### Listed entries
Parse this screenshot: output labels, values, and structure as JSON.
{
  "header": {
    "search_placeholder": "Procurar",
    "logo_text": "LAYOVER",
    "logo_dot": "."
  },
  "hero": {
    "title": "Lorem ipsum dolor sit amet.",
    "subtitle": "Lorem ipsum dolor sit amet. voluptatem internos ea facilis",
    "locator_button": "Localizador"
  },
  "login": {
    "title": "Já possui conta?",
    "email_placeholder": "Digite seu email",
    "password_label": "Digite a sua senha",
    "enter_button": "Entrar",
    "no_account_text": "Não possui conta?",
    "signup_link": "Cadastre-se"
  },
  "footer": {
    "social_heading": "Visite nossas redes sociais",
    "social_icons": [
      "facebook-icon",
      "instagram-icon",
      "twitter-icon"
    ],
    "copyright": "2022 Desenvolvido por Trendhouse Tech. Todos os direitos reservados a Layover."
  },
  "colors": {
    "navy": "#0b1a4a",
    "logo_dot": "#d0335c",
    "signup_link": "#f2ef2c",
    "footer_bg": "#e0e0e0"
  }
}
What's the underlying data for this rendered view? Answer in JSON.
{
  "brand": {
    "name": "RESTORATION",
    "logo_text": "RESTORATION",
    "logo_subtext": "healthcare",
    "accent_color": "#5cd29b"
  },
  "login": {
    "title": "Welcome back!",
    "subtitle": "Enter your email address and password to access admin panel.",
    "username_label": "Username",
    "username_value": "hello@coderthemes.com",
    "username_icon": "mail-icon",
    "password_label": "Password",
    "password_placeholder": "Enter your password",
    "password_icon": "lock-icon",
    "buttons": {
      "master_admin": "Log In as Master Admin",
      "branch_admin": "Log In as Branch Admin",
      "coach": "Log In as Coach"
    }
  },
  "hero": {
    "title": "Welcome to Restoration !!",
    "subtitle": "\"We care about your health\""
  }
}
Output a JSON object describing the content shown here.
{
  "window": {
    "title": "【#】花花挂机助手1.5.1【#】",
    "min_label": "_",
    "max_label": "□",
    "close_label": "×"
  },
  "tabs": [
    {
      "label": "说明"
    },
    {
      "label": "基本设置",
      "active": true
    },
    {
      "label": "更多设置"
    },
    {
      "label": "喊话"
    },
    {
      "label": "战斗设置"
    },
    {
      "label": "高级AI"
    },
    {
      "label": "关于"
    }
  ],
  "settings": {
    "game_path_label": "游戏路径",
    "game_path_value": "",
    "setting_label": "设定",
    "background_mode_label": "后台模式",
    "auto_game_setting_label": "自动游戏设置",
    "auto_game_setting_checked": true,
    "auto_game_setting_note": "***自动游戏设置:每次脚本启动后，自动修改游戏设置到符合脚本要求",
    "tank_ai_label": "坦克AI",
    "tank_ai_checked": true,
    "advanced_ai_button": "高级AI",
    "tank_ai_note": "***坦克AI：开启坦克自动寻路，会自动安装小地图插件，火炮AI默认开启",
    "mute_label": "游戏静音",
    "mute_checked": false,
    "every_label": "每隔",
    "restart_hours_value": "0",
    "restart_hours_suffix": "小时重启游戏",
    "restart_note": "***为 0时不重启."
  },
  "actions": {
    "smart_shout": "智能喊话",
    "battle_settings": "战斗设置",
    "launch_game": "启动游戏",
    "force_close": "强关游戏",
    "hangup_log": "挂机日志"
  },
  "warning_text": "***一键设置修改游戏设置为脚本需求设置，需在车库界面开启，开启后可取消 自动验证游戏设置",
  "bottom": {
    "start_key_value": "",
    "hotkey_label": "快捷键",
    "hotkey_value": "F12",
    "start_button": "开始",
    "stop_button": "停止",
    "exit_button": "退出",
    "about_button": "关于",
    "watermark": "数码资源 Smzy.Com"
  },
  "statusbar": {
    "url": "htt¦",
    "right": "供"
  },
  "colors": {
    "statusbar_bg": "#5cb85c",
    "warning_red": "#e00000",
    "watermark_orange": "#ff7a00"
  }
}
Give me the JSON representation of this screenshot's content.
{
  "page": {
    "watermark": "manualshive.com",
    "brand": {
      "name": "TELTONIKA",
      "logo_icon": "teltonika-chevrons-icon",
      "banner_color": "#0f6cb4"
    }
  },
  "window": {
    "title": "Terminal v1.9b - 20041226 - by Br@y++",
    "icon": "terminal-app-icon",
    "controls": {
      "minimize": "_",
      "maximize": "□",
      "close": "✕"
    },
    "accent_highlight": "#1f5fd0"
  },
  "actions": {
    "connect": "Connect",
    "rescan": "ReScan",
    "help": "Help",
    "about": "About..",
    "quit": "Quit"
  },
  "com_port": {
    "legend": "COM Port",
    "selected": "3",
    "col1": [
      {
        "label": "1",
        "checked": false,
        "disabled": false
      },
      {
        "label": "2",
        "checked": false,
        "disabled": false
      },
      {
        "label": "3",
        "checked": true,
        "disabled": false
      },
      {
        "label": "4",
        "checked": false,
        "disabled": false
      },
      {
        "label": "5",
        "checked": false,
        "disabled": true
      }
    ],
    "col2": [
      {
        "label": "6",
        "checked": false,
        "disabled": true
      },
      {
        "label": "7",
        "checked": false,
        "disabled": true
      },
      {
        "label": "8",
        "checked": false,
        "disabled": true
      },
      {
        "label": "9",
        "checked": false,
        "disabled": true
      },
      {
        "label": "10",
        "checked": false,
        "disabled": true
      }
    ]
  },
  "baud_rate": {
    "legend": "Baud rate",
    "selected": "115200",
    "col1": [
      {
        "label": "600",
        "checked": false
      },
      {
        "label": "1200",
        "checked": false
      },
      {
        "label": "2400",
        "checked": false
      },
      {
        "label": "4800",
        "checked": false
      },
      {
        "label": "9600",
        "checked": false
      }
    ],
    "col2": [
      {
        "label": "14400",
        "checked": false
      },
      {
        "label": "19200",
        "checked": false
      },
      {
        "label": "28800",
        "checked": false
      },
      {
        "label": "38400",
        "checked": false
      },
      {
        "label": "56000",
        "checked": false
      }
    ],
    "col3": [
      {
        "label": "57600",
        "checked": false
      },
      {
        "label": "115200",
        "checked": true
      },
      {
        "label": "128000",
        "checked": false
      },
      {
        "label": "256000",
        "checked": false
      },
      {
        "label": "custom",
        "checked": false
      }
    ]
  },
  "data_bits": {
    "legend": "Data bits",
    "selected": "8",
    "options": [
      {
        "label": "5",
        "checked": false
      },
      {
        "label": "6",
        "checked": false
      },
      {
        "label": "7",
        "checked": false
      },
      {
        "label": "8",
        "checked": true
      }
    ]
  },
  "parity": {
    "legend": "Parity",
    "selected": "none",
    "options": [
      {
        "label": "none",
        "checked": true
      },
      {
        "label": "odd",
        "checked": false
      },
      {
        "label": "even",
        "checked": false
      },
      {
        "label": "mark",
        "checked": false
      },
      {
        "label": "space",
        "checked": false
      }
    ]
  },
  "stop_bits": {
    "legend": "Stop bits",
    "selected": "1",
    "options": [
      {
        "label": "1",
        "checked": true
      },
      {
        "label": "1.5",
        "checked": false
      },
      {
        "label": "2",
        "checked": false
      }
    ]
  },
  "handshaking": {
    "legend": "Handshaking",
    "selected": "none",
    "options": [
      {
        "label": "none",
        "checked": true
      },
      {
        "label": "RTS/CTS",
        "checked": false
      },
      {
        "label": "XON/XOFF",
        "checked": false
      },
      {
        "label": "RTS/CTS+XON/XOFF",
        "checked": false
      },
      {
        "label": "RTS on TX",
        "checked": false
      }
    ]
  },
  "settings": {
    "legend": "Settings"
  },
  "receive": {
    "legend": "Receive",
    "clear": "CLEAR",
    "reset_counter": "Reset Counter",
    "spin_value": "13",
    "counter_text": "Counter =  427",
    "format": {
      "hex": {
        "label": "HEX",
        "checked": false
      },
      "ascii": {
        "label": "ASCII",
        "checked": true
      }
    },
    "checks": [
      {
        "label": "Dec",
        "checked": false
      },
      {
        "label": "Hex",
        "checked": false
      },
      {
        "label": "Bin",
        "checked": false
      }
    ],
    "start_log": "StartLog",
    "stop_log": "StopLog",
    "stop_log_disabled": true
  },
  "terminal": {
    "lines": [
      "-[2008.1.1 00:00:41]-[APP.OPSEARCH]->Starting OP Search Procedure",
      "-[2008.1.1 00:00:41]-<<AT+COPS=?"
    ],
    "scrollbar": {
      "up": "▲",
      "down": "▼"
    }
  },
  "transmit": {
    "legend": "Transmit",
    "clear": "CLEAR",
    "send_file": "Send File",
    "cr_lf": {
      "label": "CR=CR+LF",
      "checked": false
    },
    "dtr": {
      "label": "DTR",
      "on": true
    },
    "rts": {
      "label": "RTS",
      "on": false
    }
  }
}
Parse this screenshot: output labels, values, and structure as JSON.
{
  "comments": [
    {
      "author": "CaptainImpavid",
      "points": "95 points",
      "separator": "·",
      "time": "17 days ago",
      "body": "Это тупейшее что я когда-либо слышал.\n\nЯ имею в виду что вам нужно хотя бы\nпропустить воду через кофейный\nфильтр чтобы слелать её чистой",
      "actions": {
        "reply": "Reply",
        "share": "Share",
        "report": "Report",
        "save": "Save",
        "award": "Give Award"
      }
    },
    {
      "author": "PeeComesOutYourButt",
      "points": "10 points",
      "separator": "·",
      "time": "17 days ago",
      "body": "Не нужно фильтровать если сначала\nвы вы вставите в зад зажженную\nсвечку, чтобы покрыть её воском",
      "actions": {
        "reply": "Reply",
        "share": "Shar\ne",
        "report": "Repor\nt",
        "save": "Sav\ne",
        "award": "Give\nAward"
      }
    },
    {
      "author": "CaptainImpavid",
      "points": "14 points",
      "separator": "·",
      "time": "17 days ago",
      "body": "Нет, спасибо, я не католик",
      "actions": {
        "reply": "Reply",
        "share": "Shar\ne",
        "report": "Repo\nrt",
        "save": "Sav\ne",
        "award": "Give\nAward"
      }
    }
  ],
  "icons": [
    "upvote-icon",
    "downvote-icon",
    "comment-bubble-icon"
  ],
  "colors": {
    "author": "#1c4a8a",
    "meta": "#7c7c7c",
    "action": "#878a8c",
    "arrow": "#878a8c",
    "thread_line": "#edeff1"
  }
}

### Work to be completed
Above are the records. Identify each line that contains the word "email".

### Answer below
    "email_placeholder": "Digite seu email",
    "subtitle": "Enter your email address and password to access admin panel.",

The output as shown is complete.